- Document -
===============

Apple Sides With Google to Blast EU Push for AI Access on Android

BRUSSELS — Apple rarely finds common ground with its archrival Google. Yet on a pivotal regulatory fight, the two tech giants stand together. They warn that European Union plans to pry open Android for rival artificial intelligence services could expose users to new dangers.

The clash centers on the Digital Markets Act. This sweeping law seeks to curb the power of gatekeepers like Alphabet and Apple. Regulators want Google to let competing AI tools interact freely with Android apps. Think sending emails, ordering takeout or sharing photos on behalf of users. The goal sounds straightforward. The risks, Apple argues, do not.

In a submission filed Wednesday, Apple delivered some of its sharpest criticism yet. “The DMs raise urgent and serious concerns,” the company stated, according to Reuters. “If confirmed, they would create profound risks for user privacy, security, and safety as well as device integrity and performance.”

Those words carry weight. Apple itself faces DMA obligations to open its iOS platform. It has challenged the rules in court. It has urged revisions. Now it positions the Google case as a cautionary tale for the entire industry. The stakes extend far beyond one operating system.

But the concerns run deeper with AI. Capabilities shift fast. Behaviors prove hard to predict. Threat vectors multiply. “Those risks are especially acute in the context of rapidly evolving AI systems whose capabilities, behaviours, and threat vectors remain unpredictable as we are now seeing time and again,” Apple’s filing continued, as reported by both MacRumors and Reuters.

EU Ambition Meets Technical Reality

Regulators spent months crafting the draft measures. They opened a public consultation in late April. Feedback closed Wednesday. The Commission promises to review every comment before a July deadline. Yet Apple questions the pace and the expertise involved.

===============

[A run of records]

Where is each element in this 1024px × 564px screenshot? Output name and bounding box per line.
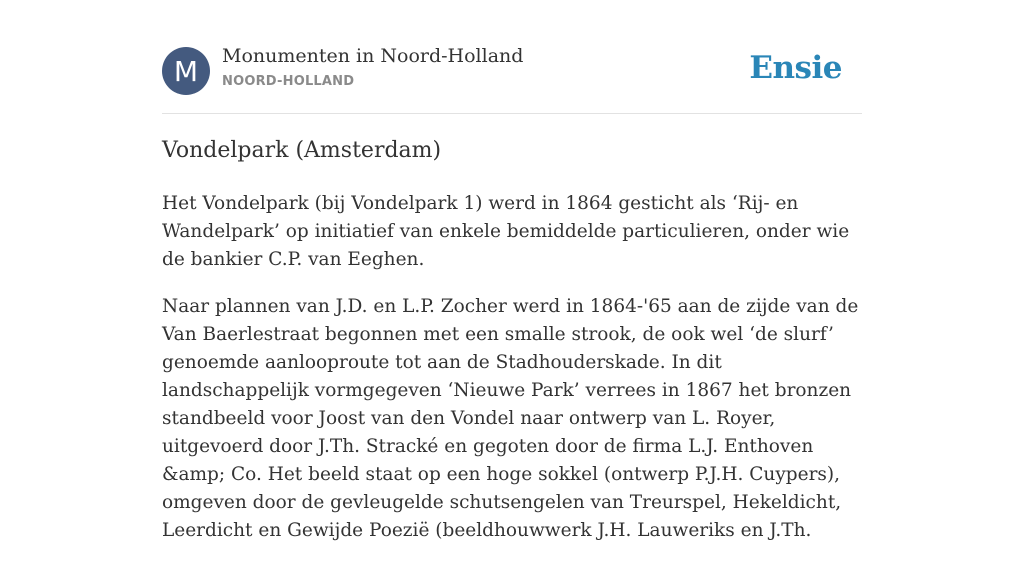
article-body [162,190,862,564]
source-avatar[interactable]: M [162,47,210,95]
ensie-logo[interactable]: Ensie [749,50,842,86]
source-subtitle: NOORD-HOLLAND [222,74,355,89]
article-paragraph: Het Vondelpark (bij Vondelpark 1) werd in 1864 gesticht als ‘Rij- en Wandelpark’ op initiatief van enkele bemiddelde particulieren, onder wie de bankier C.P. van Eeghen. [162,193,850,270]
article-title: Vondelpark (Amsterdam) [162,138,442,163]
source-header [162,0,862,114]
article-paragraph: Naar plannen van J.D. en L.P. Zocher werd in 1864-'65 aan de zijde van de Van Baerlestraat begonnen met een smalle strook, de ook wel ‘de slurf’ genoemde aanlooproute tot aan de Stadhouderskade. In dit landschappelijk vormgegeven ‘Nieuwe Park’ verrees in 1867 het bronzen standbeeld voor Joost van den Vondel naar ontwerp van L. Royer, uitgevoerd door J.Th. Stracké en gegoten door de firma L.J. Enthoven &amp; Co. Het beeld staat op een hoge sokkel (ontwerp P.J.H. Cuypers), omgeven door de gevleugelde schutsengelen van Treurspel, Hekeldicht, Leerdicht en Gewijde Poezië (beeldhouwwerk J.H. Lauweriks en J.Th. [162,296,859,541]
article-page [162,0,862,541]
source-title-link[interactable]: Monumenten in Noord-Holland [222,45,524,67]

===============

- What is expected -
In the article on Apple and Google, Apple's quoted submission lists what the draft measures would put at profound risk. Name every item on that list.

- Completed task -
User privacy, security, safety, device integrity, and performance.